Items from a data source
=-=-=-=-=
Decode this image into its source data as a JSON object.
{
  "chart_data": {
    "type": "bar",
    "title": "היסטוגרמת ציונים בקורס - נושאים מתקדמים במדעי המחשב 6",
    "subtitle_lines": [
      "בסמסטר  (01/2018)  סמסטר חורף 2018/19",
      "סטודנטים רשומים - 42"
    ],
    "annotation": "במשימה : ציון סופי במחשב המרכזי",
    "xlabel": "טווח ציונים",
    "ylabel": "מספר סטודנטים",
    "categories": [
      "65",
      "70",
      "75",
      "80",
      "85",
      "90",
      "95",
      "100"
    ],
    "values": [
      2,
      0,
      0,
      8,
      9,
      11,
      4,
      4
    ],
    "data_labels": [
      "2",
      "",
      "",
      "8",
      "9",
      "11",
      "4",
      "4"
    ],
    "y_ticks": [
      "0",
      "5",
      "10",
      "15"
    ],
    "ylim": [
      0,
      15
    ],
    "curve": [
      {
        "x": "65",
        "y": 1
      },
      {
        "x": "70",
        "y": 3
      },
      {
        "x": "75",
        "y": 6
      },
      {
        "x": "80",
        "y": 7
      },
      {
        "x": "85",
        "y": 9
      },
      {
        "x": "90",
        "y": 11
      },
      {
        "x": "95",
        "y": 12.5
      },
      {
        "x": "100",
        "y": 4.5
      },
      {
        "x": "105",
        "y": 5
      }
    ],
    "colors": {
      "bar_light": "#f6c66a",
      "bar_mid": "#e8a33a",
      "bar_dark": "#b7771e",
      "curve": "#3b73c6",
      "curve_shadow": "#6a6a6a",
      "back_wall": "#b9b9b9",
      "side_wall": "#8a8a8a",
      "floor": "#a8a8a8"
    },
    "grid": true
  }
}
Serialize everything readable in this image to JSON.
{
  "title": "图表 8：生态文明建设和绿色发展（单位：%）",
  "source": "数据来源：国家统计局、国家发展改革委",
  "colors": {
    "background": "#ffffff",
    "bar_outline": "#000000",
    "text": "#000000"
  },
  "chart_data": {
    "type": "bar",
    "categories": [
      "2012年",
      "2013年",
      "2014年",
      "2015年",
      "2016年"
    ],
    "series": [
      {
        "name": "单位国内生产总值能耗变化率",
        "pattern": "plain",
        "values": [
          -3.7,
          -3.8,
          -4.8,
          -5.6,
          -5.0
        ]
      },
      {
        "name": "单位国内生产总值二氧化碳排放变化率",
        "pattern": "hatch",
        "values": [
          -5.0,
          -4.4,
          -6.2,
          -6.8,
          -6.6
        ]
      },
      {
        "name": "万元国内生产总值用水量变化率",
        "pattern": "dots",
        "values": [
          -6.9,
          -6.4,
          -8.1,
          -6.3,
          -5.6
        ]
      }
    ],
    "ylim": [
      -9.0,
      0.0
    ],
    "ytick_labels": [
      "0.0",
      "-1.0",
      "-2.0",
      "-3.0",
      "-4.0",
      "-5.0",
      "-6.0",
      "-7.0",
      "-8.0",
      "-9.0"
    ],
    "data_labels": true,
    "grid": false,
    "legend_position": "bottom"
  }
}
=-=-=-=-=
Print every entry exactly as it appears.

Decode this image into its source data as a JSON object.
{
  "chart_data": {
    "type": "bar",
    "title": "היסטוגרמת ציונים בקורס - נושאים מתקדמים במדעי המחשב 6",
    "subtitle_lines": [
      "בסמסטר  (01/2018)  סמסטר חורף 2018/19",
      "סטודנטים רשומים - 42"
    ],
    "annotation": "במשימה : ציון סופי במחשב המרכזי",
    "xlabel": "טווח ציונים",
    "ylabel": "מספר סטודנטים",
    "categories": [
      "65",
      "70",
      "75",
      "80",
      "85",
      "90",
      "95",
      "100"
    ],
    "values": [
      2,
      0,
      0,
      8,
      9,
      11,
      4,
      4
    ],
    "data_labels": [
      "2",
      "",
      "",
      "8",
      "9",
      "11",
      "4",
      "4"
    ],
    "y_ticks": [
      "0",
      "5",
      "10",
      "15"
    ],
    "ylim": [
      0,
      15
    ],
    "curve": [
      {
        "x": "65",
        "y": 1
      },
      {
        "x": "70",
        "y": 3
      },
      {
        "x": "75",
        "y": 6
      },
      {
        "x": "80",
        "y": 7
      },
      {
        "x": "85",
        "y": 9
      },
      {
        "x": "90",
        "y": 11
      },
      {
        "x": "95",
        "y": 12.5
      },
      {
        "x": "100",
        "y": 4.5
      },
      {
        "x": "105",
        "y": 5
      }
    ],
    "colors": {
      "bar_light": "#f6c66a",
      "bar_mid": "#e8a33a",
      "bar_dark": "#b7771e",
      "curve": "#3b73c6",
      "curve_shadow": "#6a6a6a",
      "back_wall": "#b9b9b9",
      "side_wall": "#8a8a8a",
      "floor": "#a8a8a8"
    },
    "grid": true
  }
}
Serialize everything readable in this image to JSON.
{
  "title": "图表 8：生态文明建设和绿色发展（单位：%）",
  "source": "数据来源：国家统计局、国家发展改革委",
  "colors": {
    "background": "#ffffff",
    "bar_outline": "#000000",
    "text": "#000000"
  },
  "chart_data": {
    "type": "bar",
    "categories": [
      "2012年",
      "2013年",
      "2014年",
      "2015年",
      "2016年"
    ],
    "series": [
      {
        "name": "单位国内生产总值能耗变化率",
        "pattern": "plain",
        "values": [
          -3.7,
          -3.8,
          -4.8,
          -5.6,
          -5.0
        ]
      },
      {
        "name": "单位国内生产总值二氧化碳排放变化率",
        "pattern": "hatch",
        "values": [
          -5.0,
          -4.4,
          -6.2,
          -6.8,
          -6.6
        ]
      },
      {
        "name": "万元国内生产总值用水量变化率",
        "pattern": "dots",
        "values": [
          -6.9,
          -6.4,
          -8.1,
          -6.3,
          -5.6
        ]
      }
    ],
    "ylim": [
      -9.0,
      0.0
    ],
    "ytick_labels": [
      "0.0",
      "-1.0",
      "-2.0",
      "-3.0",
      "-4.0",
      "-5.0",
      "-6.0",
      "-7.0",
      "-8.0",
      "-9.0"
    ],
    "data_labels": true,
    "grid": false,
    "legend_position": "bottom"
  }
}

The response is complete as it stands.